:: Exercise brief ::
Only the number is wanted: how many lines of the data contain "page"?

:: Records supplied ::
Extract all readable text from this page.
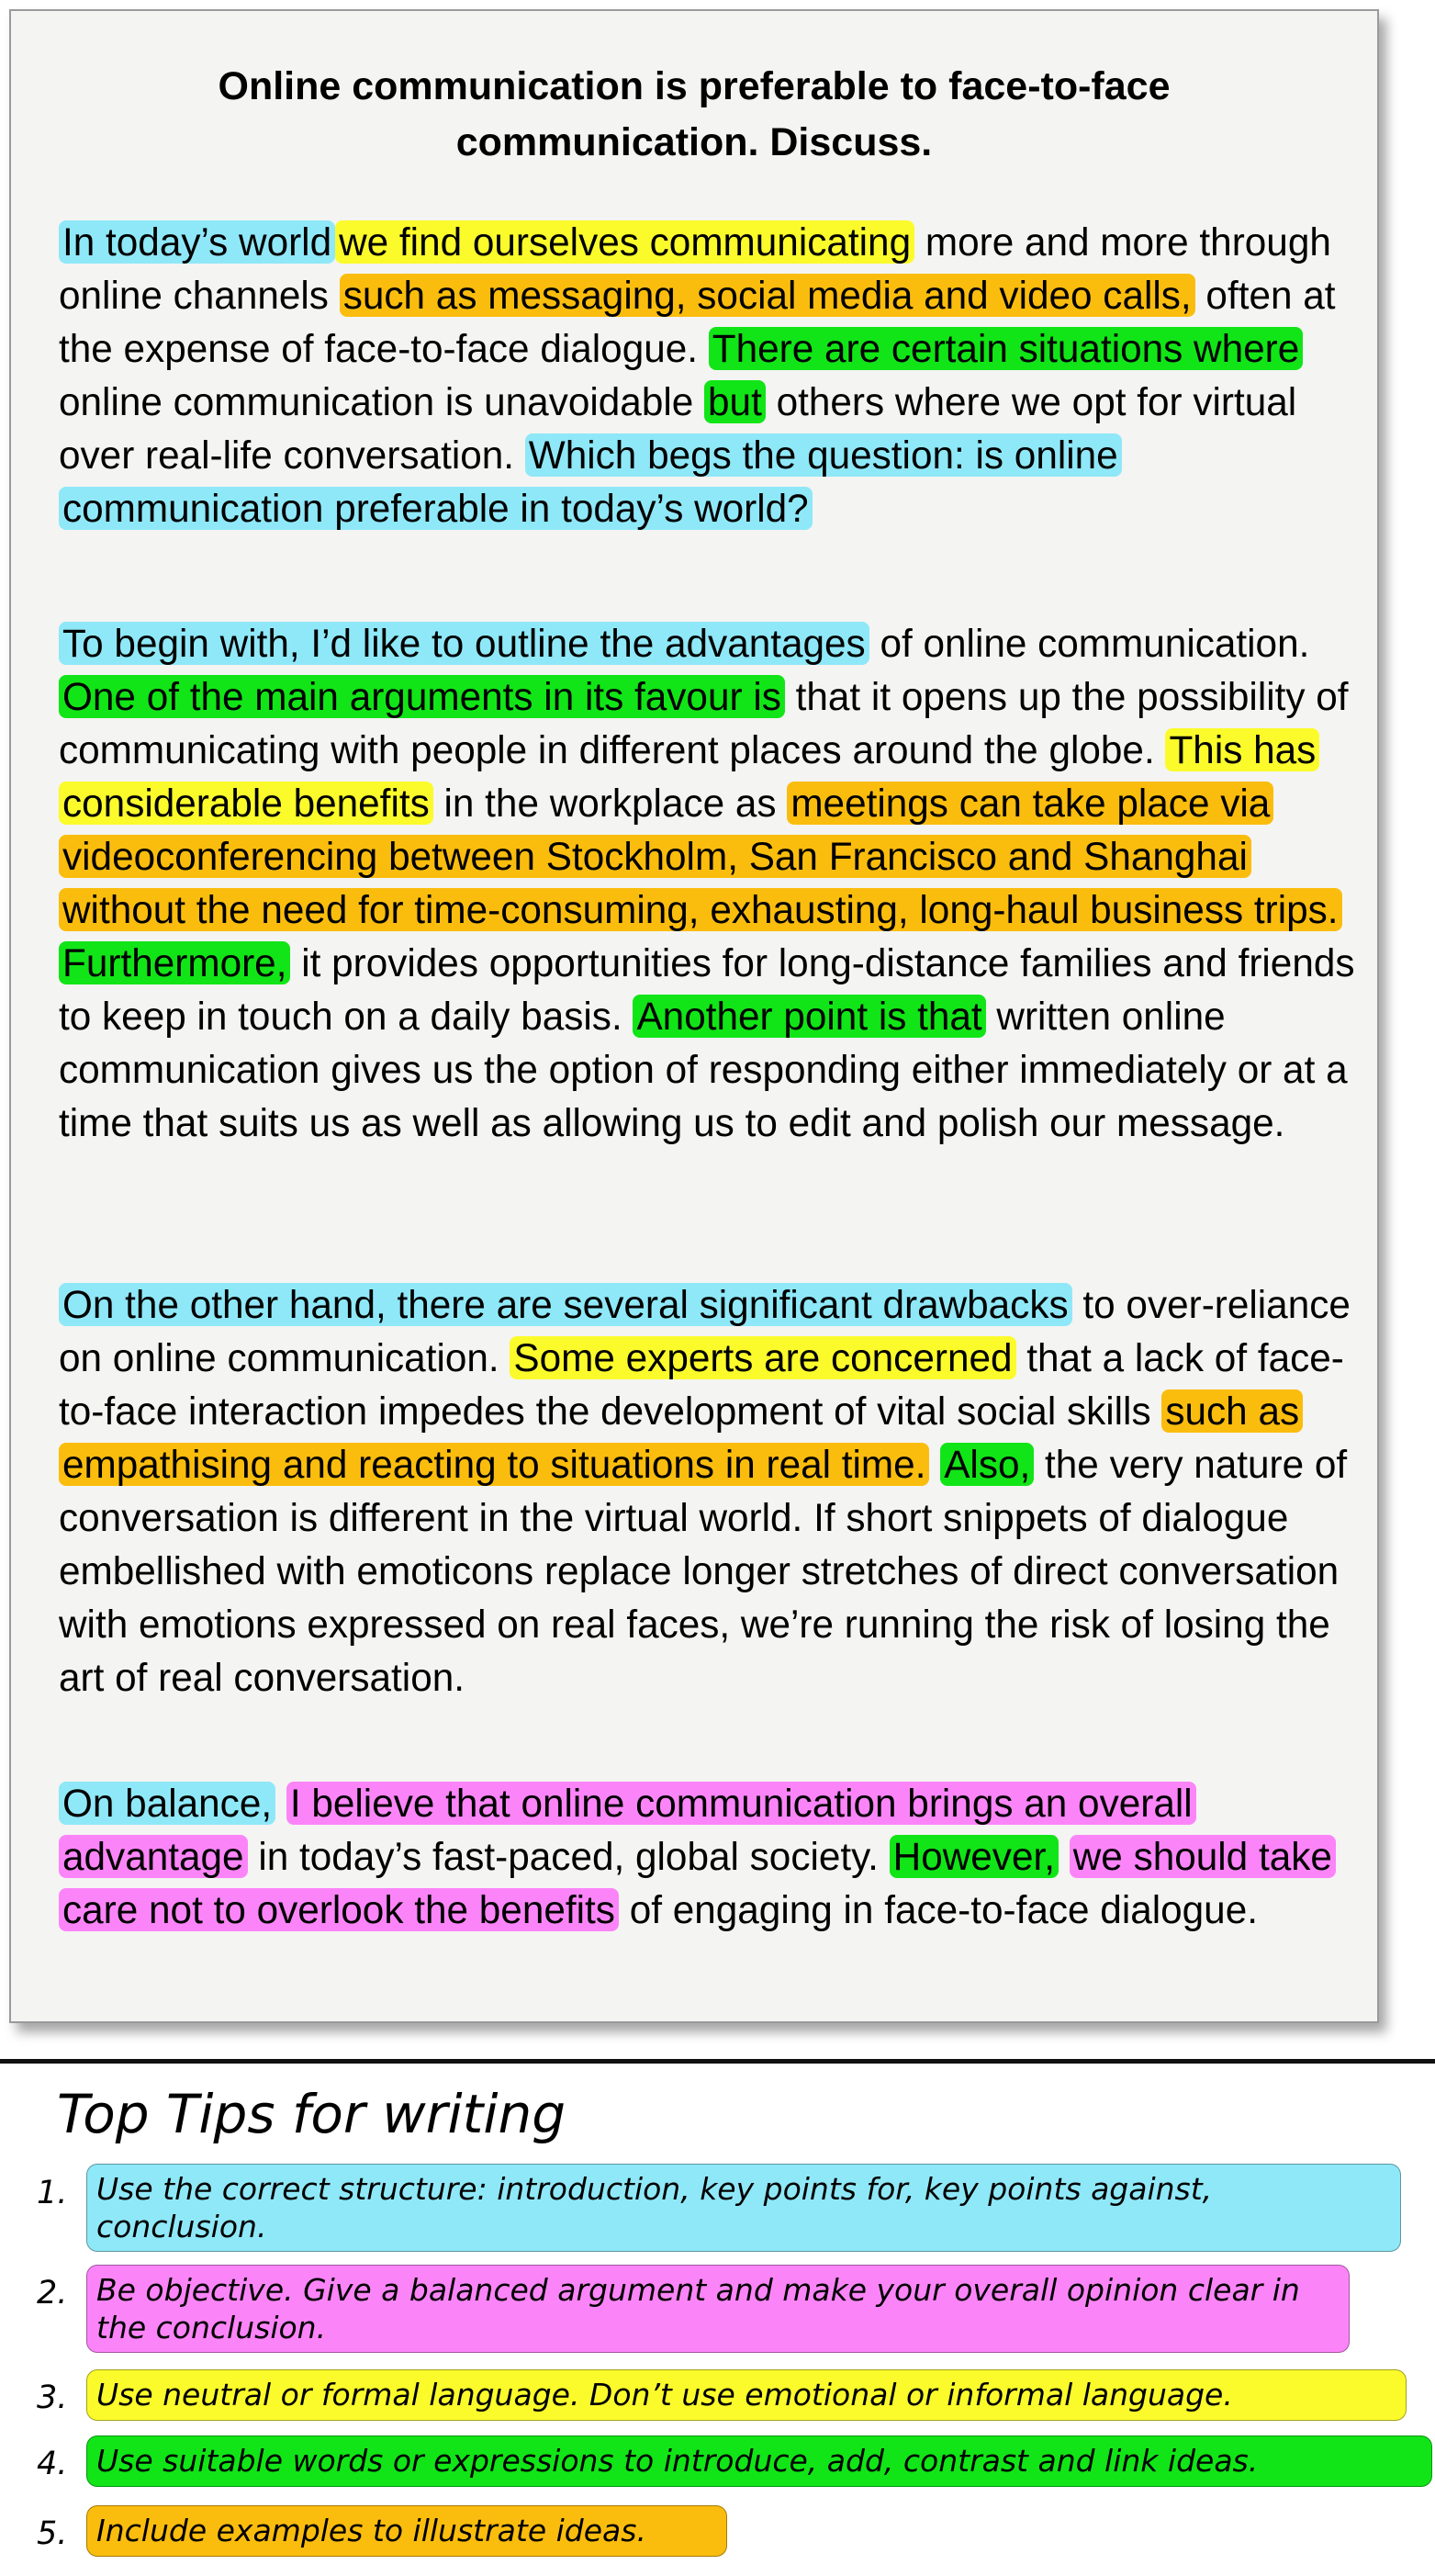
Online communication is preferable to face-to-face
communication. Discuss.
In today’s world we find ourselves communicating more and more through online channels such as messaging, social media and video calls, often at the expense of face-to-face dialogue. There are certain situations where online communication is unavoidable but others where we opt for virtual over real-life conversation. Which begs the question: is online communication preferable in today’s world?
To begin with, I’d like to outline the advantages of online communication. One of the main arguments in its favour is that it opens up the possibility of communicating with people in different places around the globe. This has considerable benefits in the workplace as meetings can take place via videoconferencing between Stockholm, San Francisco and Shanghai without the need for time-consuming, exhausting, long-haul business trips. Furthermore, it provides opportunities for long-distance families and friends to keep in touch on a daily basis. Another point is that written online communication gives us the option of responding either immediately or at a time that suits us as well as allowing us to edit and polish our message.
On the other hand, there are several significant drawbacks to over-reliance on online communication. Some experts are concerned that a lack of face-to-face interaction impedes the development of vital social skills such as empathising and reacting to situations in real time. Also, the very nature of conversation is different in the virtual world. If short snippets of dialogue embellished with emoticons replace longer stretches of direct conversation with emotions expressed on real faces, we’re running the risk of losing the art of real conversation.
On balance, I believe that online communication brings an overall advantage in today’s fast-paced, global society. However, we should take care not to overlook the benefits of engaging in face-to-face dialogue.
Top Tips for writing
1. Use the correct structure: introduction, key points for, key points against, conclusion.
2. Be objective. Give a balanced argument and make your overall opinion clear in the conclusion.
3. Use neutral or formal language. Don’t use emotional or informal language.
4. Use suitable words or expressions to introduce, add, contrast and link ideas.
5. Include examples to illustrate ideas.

---

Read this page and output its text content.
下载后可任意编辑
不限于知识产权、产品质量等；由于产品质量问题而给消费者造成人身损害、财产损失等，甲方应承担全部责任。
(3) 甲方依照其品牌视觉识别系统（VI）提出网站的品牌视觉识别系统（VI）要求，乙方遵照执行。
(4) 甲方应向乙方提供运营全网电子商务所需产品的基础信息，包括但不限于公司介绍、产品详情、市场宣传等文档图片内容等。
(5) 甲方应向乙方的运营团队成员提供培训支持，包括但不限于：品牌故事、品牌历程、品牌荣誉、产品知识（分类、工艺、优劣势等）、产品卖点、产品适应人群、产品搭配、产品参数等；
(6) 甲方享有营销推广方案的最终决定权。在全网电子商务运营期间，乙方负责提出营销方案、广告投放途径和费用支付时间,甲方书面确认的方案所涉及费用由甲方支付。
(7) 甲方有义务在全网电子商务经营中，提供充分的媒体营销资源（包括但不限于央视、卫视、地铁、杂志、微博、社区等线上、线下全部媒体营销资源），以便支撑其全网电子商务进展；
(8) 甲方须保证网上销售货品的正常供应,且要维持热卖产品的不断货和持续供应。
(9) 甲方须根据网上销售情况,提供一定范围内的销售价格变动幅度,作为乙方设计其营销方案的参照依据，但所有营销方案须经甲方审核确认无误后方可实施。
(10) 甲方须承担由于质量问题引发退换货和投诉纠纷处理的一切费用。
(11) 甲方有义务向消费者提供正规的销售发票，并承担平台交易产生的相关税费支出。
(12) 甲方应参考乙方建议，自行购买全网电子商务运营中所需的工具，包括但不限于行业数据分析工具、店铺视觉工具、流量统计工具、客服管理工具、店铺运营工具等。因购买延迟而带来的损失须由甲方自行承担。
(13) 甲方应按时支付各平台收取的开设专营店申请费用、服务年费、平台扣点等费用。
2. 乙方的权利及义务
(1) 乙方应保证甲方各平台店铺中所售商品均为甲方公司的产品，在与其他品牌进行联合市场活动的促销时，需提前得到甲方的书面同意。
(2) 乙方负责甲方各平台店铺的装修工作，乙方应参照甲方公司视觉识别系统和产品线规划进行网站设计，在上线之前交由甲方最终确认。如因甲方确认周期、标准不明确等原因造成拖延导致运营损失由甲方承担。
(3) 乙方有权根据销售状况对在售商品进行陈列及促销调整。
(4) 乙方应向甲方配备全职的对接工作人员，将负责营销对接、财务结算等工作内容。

:: Response to the exercise ::
2